WHAT YOU ARE ASKED TO DO: Copy out all lines of the records in which the word "days" appears.

DATA SECTION:
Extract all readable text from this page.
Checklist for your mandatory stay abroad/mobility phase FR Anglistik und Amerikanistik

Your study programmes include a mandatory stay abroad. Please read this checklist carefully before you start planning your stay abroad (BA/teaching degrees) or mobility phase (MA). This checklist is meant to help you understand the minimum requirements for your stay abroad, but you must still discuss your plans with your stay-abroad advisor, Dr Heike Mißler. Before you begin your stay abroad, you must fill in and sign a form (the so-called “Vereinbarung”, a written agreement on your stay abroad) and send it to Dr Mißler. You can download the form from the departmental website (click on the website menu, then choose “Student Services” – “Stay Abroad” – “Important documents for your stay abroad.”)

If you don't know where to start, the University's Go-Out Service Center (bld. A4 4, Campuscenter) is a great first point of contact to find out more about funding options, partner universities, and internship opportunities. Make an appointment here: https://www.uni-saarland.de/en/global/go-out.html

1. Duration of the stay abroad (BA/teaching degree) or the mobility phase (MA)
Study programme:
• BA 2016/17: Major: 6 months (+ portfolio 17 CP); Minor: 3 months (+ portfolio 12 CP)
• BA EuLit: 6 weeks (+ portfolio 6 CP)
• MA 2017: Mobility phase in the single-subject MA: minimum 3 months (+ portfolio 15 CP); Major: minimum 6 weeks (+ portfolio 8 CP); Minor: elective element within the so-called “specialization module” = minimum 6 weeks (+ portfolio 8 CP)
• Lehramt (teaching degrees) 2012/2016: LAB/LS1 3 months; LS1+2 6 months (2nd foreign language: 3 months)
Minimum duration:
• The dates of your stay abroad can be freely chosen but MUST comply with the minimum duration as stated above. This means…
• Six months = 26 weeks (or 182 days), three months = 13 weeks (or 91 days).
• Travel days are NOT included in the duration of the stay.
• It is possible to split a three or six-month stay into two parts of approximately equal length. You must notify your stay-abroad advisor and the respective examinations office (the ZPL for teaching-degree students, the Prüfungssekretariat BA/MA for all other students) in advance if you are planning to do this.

WRITTEN REPLY:
• Six months = 26 weeks (or 182 days), three months = 13 weeks (or 91 days).
• Travel days are NOT included in the duration of the stay.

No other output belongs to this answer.